(Given entries)
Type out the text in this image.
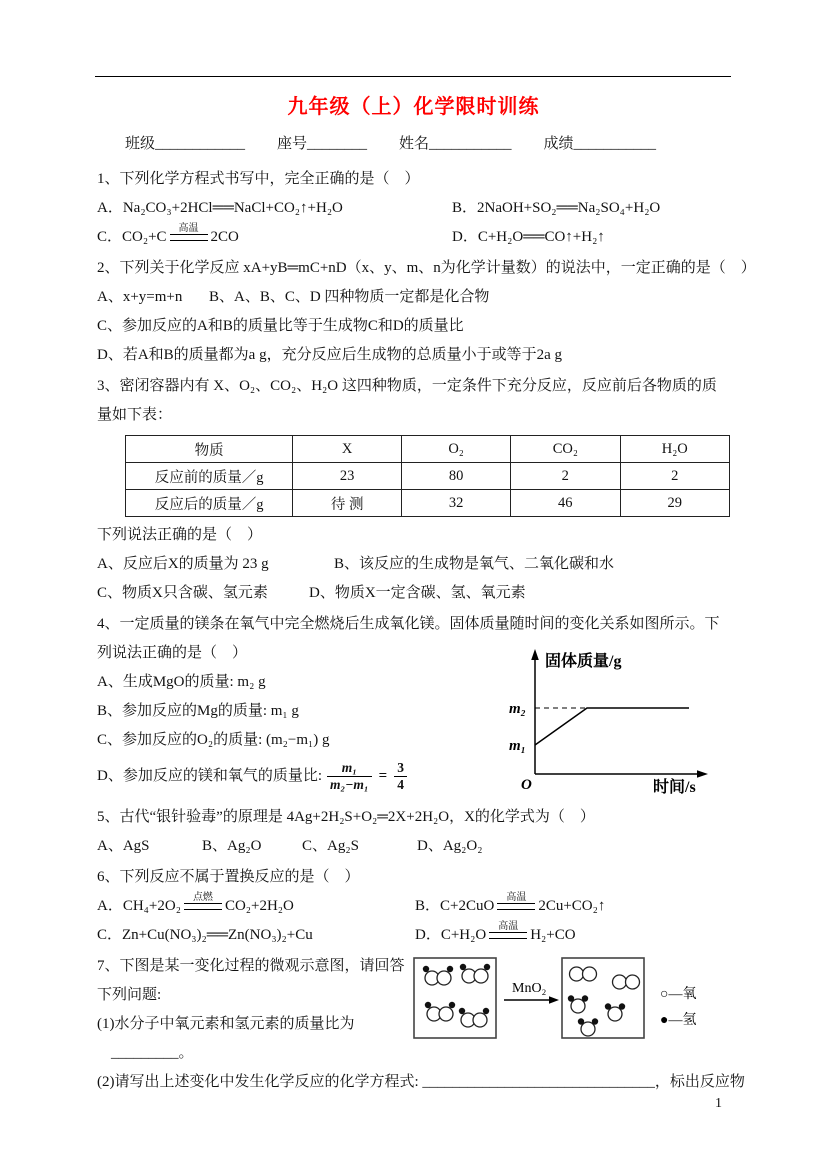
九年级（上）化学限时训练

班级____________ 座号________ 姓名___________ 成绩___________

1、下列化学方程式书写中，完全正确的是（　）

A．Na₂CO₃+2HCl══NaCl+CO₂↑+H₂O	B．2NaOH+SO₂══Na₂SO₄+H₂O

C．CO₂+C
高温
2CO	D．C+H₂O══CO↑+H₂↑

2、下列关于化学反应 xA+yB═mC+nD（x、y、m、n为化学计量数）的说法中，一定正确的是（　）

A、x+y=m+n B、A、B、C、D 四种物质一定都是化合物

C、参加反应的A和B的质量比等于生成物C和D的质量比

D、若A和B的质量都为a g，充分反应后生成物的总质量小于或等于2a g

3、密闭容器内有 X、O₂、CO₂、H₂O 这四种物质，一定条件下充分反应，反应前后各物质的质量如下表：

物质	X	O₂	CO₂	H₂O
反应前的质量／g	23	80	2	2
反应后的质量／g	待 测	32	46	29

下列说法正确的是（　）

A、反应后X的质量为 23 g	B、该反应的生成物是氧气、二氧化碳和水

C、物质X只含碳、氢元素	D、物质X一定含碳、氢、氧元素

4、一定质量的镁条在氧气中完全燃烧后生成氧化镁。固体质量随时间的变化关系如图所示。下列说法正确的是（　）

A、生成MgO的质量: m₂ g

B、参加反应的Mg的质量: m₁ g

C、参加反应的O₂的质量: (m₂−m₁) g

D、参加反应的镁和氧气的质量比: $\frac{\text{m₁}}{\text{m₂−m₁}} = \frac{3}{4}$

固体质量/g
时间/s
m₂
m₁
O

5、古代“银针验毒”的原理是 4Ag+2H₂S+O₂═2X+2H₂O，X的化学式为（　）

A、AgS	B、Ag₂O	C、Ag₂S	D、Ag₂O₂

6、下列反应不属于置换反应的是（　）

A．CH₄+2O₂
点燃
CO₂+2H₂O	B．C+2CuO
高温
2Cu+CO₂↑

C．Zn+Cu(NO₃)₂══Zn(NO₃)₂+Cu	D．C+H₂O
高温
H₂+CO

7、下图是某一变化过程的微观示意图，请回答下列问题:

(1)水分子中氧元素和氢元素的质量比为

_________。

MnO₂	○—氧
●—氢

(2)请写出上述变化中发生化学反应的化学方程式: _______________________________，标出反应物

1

(Direction) Exclude the pictures and repeat every other part of the records word for word.

(Exercise answer)
Type out the text in this image.
九年级（上）化学限时训练

班级____________ 座号________ 姓名___________ 成绩___________

1、下列化学方程式书写中，完全正确的是（　）

A．Na₂CO₃+2HCl══NaCl+CO₂↑+H₂O	B．2NaOH+SO₂══Na₂SO₄+H₂O

C．CO₂+C
高温
2CO	D．C+H₂O══CO↑+H₂↑

2、下列关于化学反应 xA+yB═mC+nD（x、y、m、n为化学计量数）的说法中，一定正确的是（　）

A、x+y=m+n B、A、B、C、D 四种物质一定都是化合物

C、参加反应的A和B的质量比等于生成物C和D的质量比

D、若A和B的质量都为a g，充分反应后生成物的总质量小于或等于2a g

3、密闭容器内有 X、O₂、CO₂、H₂O 这四种物质，一定条件下充分反应，反应前后各物质的质量如下表：

物质	X	O₂	CO₂	H₂O
反应前的质量／g	23	80	2	2
反应后的质量／g	待 测	32	46	29

下列说法正确的是（　）

A、反应后X的质量为 23 g	B、该反应的生成物是氧气、二氧化碳和水

C、物质X只含碳、氢元素	D、物质X一定含碳、氢、氧元素

4、一定质量的镁条在氧气中完全燃烧后生成氧化镁。固体质量随时间的变化关系如图所示。下列说法正确的是（　）

A、生成MgO的质量: m₂ g

B、参加反应的Mg的质量: m₁ g

C、参加反应的O₂的质量: (m₂−m₁) g

D、参加反应的镁和氧气的质量比: $\frac{\text{m₁}}{\text{m₂−m₁}} = \frac{3}{4}$

固体质量/g
时间/s
m₂
m₁
O

5、古代“银针验毒”的原理是 4Ag+2H₂S+O₂═2X+2H₂O，X的化学式为（　）

A、AgS	B、Ag₂O	C、Ag₂S	D、Ag₂O₂

6、下列反应不属于置换反应的是（　）

A．CH₄+2O₂
点燃
CO₂+2H₂O	B．C+2CuO
高温
2Cu+CO₂↑

C．Zn+Cu(NO₃)₂══Zn(NO₃)₂+Cu	D．C+H₂O
高温
H₂+CO

7、下图是某一变化过程的微观示意图，请回答下列问题:

(1)水分子中氧元素和氢元素的质量比为

_________。

MnO₂	○—氧
●—氢

(2)请写出上述变化中发生化学反应的化学方程式: _______________________________，标出反应物

1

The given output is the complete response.